**GOAL**
Pull every line of the entries that has the word "szakmai".

=====

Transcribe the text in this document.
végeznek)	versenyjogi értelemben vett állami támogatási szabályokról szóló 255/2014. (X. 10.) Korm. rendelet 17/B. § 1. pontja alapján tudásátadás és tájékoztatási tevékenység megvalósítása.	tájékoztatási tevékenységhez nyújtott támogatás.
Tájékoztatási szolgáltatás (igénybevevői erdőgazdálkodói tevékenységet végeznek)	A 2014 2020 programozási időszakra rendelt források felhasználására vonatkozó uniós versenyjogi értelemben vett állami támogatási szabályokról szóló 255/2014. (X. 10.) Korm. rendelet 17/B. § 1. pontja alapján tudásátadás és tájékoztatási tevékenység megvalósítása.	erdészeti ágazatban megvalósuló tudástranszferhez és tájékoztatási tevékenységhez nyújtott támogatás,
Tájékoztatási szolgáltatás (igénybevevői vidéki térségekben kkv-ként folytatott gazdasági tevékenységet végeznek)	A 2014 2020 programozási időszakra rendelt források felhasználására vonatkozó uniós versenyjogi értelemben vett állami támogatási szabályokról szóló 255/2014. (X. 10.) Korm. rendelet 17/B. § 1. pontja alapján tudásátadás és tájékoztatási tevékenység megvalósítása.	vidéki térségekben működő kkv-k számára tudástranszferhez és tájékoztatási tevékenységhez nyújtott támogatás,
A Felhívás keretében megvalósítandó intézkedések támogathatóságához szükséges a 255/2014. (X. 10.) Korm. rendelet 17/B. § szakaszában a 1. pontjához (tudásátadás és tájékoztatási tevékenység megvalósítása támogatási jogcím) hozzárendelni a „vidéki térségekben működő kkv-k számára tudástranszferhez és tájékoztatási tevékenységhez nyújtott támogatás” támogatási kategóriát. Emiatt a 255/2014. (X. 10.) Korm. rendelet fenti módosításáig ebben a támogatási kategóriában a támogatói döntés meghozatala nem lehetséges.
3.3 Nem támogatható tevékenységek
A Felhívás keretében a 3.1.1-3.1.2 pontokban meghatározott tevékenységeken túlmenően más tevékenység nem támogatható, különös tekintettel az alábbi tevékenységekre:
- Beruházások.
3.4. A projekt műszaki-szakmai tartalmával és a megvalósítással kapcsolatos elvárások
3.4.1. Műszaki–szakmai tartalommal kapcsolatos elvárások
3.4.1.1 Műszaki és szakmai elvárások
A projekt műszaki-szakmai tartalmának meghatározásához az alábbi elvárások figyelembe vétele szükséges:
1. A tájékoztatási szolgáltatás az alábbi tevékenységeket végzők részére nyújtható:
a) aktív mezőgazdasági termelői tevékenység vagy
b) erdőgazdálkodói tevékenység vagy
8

=====

**OUTPUT**
3.4. A projekt műszaki-szakmai tartalmával és a megvalósítással kapcsolatos elvárások
3.4.1. Műszaki–szakmai tartalommal kapcsolatos elvárások
3.4.1.1 Műszaki és szakmai elvárások
A projekt műszaki-szakmai tartalmának meghatározásához az alábbi elvárások figyelembe vétele szükséges:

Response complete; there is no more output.